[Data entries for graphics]
##############################
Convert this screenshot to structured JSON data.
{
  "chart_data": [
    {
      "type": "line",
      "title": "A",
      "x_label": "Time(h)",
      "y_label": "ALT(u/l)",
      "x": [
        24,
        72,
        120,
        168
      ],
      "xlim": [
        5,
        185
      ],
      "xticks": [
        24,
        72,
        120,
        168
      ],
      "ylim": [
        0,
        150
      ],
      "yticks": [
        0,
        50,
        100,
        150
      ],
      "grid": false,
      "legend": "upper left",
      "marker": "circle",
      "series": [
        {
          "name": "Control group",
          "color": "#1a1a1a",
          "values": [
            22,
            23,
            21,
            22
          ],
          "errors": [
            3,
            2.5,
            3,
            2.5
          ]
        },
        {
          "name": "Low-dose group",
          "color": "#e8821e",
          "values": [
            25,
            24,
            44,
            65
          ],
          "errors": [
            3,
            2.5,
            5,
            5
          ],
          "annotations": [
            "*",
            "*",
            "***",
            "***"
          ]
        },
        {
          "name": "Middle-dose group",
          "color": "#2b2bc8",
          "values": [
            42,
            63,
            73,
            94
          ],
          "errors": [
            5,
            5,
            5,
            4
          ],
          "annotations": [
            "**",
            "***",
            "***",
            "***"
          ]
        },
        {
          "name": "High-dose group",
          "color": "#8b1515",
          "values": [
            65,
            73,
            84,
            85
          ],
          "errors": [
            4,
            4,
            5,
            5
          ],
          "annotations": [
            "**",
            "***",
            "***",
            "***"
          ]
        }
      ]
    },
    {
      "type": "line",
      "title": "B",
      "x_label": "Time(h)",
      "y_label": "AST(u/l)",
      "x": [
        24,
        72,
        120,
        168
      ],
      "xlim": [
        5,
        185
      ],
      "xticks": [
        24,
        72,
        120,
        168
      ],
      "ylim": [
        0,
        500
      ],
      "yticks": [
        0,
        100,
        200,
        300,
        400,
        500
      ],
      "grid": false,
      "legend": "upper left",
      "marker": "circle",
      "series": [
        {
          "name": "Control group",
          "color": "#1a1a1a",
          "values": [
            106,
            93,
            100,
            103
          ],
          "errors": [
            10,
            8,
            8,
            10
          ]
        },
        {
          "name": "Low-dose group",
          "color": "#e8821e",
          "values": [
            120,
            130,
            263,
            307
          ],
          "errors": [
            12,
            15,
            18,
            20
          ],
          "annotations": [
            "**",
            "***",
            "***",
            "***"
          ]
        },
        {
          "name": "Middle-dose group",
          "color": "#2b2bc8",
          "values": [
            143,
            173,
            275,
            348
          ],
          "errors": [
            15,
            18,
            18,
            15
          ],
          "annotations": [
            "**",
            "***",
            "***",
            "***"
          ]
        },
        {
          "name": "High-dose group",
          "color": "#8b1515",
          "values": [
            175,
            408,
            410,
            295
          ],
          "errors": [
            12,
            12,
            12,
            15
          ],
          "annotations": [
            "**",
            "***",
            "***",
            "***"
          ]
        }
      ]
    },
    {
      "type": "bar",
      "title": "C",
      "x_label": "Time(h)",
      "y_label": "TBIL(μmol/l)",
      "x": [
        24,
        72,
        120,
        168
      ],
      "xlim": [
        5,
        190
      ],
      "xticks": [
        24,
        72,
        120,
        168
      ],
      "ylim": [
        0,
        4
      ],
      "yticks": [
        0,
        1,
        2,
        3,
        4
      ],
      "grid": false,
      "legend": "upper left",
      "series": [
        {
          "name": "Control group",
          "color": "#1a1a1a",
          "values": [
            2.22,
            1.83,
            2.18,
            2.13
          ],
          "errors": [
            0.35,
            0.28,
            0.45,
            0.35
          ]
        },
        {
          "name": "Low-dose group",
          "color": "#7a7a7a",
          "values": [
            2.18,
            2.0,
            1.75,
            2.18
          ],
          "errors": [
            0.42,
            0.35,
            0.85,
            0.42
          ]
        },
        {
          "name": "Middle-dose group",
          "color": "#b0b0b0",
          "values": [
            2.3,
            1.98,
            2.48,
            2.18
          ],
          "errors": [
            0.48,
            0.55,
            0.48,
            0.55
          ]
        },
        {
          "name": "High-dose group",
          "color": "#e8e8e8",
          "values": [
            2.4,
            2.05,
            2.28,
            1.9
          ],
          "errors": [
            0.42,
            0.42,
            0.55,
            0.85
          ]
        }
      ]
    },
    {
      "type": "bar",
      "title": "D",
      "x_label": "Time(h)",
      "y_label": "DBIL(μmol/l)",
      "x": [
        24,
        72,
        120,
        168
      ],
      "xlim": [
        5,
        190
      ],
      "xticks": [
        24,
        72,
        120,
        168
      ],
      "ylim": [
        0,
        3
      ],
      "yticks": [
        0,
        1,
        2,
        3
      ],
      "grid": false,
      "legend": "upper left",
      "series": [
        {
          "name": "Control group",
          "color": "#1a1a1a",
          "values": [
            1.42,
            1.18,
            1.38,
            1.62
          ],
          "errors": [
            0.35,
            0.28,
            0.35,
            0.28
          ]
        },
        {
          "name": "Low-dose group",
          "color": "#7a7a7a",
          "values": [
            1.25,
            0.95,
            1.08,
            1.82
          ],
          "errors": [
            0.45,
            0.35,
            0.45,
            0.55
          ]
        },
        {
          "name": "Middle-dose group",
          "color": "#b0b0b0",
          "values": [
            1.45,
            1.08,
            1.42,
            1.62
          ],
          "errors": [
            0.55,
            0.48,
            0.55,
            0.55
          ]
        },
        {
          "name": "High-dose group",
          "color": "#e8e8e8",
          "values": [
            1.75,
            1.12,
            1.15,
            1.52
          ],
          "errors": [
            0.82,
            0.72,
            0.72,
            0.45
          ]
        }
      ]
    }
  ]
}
##############################
REQUIREMENTS:
Write out all records exactly, keeping every detail.

FULL SOLUTION:
Convert this screenshot to structured JSON data.
{
  "chart_data": [
    {
      "type": "line",
      "title": "A",
      "x_label": "Time(h)",
      "y_label": "ALT(u/l)",
      "x": [
        24,
        72,
        120,
        168
      ],
      "xlim": [
        5,
        185
      ],
      "xticks": [
        24,
        72,
        120,
        168
      ],
      "ylim": [
        0,
        150
      ],
      "yticks": [
        0,
        50,
        100,
        150
      ],
      "grid": false,
      "legend": "upper left",
      "marker": "circle",
      "series": [
        {
          "name": "Control group",
          "color": "#1a1a1a",
          "values": [
            22,
            23,
            21,
            22
          ],
          "errors": [
            3,
            2.5,
            3,
            2.5
          ]
        },
        {
          "name": "Low-dose group",
          "color": "#e8821e",
          "values": [
            25,
            24,
            44,
            65
          ],
          "errors": [
            3,
            2.5,
            5,
            5
          ],
          "annotations": [
            "*",
            "*",
            "***",
            "***"
          ]
        },
        {
          "name": "Middle-dose group",
          "color": "#2b2bc8",
          "values": [
            42,
            63,
            73,
            94
          ],
          "errors": [
            5,
            5,
            5,
            4
          ],
          "annotations": [
            "**",
            "***",
            "***",
            "***"
          ]
        },
        {
          "name": "High-dose group",
          "color": "#8b1515",
          "values": [
            65,
            73,
            84,
            85
          ],
          "errors": [
            4,
            4,
            5,
            5
          ],
          "annotations": [
            "**",
            "***",
            "***",
            "***"
          ]
        }
      ]
    },
    {
      "type": "line",
      "title": "B",
      "x_label": "Time(h)",
      "y_label": "AST(u/l)",
      "x": [
        24,
        72,
        120,
        168
      ],
      "xlim": [
        5,
        185
      ],
      "xticks": [
        24,
        72,
        120,
        168
      ],
      "ylim": [
        0,
        500
      ],
      "yticks": [
        0,
        100,
        200,
        300,
        400,
        500
      ],
      "grid": false,
      "legend": "upper left",
      "marker": "circle",
      "series": [
        {
          "name": "Control group",
          "color": "#1a1a1a",
          "values": [
            106,
            93,
            100,
            103
          ],
          "errors": [
            10,
            8,
            8,
            10
          ]
        },
        {
          "name": "Low-dose group",
          "color": "#e8821e",
          "values": [
            120,
            130,
            263,
            307
          ],
          "errors": [
            12,
            15,
            18,
            20
          ],
          "annotations": [
            "**",
            "***",
            "***",
            "***"
          ]
        },
        {
          "name": "Middle-dose group",
          "color": "#2b2bc8",
          "values": [
            143,
            173,
            275,
            348
          ],
          "errors": [
            15,
            18,
            18,
            15
          ],
          "annotations": [
            "**",
            "***",
            "***",
            "***"
          ]
        },
        {
          "name": "High-dose group",
          "color": "#8b1515",
          "values": [
            175,
            408,
            410,
            295
          ],
          "errors": [
            12,
            12,
            12,
            15
          ],
          "annotations": [
            "**",
            "***",
            "***",
            "***"
          ]
        }
      ]
    },
    {
      "type": "bar",
      "title": "C",
      "x_label": "Time(h)",
      "y_label": "TBIL(μmol/l)",
      "x": [
        24,
        72,
        120,
        168
      ],
      "xlim": [
        5,
        190
      ],
      "xticks": [
        24,
        72,
        120,
        168
      ],
      "ylim": [
        0,
        4
      ],
      "yticks": [
        0,
        1,
        2,
        3,
        4
      ],
      "grid": false,
      "legend": "upper left",
      "series": [
        {
          "name": "Control group",
          "color": "#1a1a1a",
          "values": [
            2.22,
            1.83,
            2.18,
            2.13
          ],
          "errors": [
            0.35,
            0.28,
            0.45,
            0.35
          ]
        },
        {
          "name": "Low-dose group",
          "color": "#7a7a7a",
          "values": [
            2.18,
            2.0,
            1.75,
            2.18
          ],
          "errors": [
            0.42,
            0.35,
            0.85,
            0.42
          ]
        },
        {
          "name": "Middle-dose group",
          "color": "#b0b0b0",
          "values": [
            2.3,
            1.98,
            2.48,
            2.18
          ],
          "errors": [
            0.48,
            0.55,
            0.48,
            0.55
          ]
        },
        {
          "name": "High-dose group",
          "color": "#e8e8e8",
          "values": [
            2.4,
            2.05,
            2.28,
            1.9
          ],
          "errors": [
            0.42,
            0.42,
            0.55,
            0.85
          ]
        }
      ]
    },
    {
      "type": "bar",
      "title": "D",
      "x_label": "Time(h)",
      "y_label": "DBIL(μmol/l)",
      "x": [
        24,
        72,
        120,
        168
      ],
      "xlim": [
        5,
        190
      ],
      "xticks": [
        24,
        72,
        120,
        168
      ],
      "ylim": [
        0,
        3
      ],
      "yticks": [
        0,
        1,
        2,
        3
      ],
      "grid": false,
      "legend": "upper left",
      "series": [
        {
          "name": "Control group",
          "color": "#1a1a1a",
          "values": [
            1.42,
            1.18,
            1.38,
            1.62
          ],
          "errors": [
            0.35,
            0.28,
            0.35,
            0.28
          ]
        },
        {
          "name": "Low-dose group",
          "color": "#7a7a7a",
          "values": [
            1.25,
            0.95,
            1.08,
            1.82
          ],
          "errors": [
            0.45,
            0.35,
            0.45,
            0.55
          ]
        },
        {
          "name": "Middle-dose group",
          "color": "#b0b0b0",
          "values": [
            1.45,
            1.08,
            1.42,
            1.62
          ],
          "errors": [
            0.55,
            0.48,
            0.55,
            0.55
          ]
        },
        {
          "name": "High-dose group",
          "color": "#e8e8e8",
          "values": [
            1.75,
            1.12,
            1.15,
            1.52
          ],
          "errors": [
            0.82,
            0.72,
            0.72,
            0.45
          ]
        }
      ]
    }
  ]
}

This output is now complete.